[Selected excerpt]

************

Date: Wed, 6 Apr 2011 15:46:09 -0400
From: Ben Blum <bblum@andrew.cmu.edu>
To: Ben Blum <bblum@andrew.cmu.edu>
Cc: linux-kernel@vger.kernel.org, containers@lists.linux-foundation.org,
        akpm@linux-foundation.org, ebiederm@xmission.com, lizf@cn.fujitsu.com,
        matthltc@us.ibm.com, menage@google.com, oleg@redhat.com,
        David Rientjes <rientjes@google.com>, Miao Xie <miaox@cn.fujitsu.com>
Subject: [PATCH v8.75 2/4] cgroups: add per-thread subsystem callbacks
Message-ID: <20110406194609.GE10792@ghc17.ghc.andrew.cmu.edu>
References: <20110208013542.GC31569@ghc17.ghc.andrew.cmu.edu>
 <20110406194420.GC10792@ghc17.ghc.andrew.cmu.edu>
MIME-Version: 1.0
Content-Type: text/plain; charset=us-ascii
Content-Disposition: inline
In-Reply-To: <20110406194420.GC10792@ghc17.ghc.andrew.cmu.edu>
User-Agent: Mutt/1.5.20 (2009-06-14)
Sender: linux-kernel-owner@vger.kernel.org
Content-Length: 18710
Lines: 554

Add cgroup subsystem callbacks for per-thread attachment in atomic contexts

From: Ben Blum <bblum@andrew.cmu.edu>

This patch adds can_attach_task, pre_attach, and attach_task as new callbacks
for cgroups's subsystem interface. Unlike can_attach and attach, these are for
per-thread operations, to be called potentially many times when attaching an
entire threadgroup.

Also, the old "bool threadgroup" interface is removed, as replaced by this.
All subsystems are modified for the new interface - of note is cpuset, which
requires from/to nodemasks for attach to be globally scoped (though per-cpuset
would work too) to persist from its pre_attach to attach_task and attach.

This is a pre-patch for cgroup-procs-writable.patch.

Signed-off-by: Ben Blum <bblum@andrew.cmu.edu>
---
 Documentation/cgroups/cgroups.txt |   30 ++++++++----
 block/blk-cgroup.c                |   18 ++-----
 include/linux/cgroup.h            |   10 ++--
 kernel/cgroup.c                   |   17 +++++--
 kernel/cgroup_freezer.c           |   26 ++++------
 kernel/cpuset.c                   |   96 ++++++++++++++++++-------------------
 kernel/sched.c                    |   38 +--------------
 mm/memcontrol.c                   |   18 ++-----
 security/device_cgroup.c          |    3 -
 9 files changed, 114 insertions(+), 142 deletions(-)

************

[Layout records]

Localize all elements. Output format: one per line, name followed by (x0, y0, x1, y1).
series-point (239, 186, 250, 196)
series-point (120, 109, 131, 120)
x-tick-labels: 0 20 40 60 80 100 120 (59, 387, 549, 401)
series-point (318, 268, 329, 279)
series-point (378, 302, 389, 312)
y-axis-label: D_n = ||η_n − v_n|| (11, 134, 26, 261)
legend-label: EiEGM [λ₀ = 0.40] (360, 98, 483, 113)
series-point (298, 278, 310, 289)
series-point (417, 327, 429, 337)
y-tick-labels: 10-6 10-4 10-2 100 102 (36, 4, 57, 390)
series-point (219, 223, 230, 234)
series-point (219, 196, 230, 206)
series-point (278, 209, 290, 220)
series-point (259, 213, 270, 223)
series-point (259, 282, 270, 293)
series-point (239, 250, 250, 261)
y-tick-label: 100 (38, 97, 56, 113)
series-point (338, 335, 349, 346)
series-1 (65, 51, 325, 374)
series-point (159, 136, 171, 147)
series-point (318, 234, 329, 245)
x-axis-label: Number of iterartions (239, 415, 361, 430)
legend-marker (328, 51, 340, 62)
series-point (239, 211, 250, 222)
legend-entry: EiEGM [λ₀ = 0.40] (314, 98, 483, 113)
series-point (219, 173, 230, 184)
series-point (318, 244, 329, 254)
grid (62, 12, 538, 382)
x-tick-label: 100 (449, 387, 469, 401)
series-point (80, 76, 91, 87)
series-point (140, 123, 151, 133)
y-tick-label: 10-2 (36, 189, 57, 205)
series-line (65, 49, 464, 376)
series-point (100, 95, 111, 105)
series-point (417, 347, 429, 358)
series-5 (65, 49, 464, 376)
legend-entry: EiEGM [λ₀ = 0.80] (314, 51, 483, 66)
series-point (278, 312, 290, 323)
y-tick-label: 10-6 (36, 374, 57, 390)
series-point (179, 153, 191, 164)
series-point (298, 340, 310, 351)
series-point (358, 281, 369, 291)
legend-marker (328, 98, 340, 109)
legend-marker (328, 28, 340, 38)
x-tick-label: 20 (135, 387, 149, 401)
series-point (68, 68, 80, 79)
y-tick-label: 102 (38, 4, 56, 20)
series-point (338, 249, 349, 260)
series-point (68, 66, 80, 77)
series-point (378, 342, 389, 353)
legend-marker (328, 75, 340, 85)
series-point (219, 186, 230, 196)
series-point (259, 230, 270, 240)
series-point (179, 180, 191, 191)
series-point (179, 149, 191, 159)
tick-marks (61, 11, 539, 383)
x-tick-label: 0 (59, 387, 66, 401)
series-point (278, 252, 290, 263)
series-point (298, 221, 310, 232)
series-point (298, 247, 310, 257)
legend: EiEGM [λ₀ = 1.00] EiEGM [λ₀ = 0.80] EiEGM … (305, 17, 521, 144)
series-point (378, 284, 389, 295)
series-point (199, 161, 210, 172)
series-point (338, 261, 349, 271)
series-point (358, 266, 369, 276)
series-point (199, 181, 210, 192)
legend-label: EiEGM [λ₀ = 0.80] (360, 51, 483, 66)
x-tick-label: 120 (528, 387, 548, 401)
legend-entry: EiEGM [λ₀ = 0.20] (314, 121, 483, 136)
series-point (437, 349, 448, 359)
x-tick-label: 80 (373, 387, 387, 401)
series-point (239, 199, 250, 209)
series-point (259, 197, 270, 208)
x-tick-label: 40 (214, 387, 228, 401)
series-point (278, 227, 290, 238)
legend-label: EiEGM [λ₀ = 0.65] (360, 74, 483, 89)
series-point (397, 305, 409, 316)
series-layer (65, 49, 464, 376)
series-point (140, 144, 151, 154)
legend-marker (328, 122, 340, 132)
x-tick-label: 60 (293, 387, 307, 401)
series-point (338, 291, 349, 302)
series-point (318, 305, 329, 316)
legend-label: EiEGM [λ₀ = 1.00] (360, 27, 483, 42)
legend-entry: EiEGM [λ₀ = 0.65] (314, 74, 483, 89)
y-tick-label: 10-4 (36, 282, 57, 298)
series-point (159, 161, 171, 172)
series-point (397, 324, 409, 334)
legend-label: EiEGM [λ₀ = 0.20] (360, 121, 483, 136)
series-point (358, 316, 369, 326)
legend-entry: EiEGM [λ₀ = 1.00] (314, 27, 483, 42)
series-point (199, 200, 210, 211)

************

[Required task]
Copy the passage of the cgroups patch email starting at "All subsystems are" and ending at "pre-patch for cgroup-procs-writable.patch.".

[Written answer]
All subsystems are modified for the new interface - of note is cpuset, which
requires from/to nodemasks for attach to be globally scoped (though per-cpuset
would work too) to persist from its pre_attach to attach_task and attach.

This is a pre-patch for cgroup-procs-writable.patch.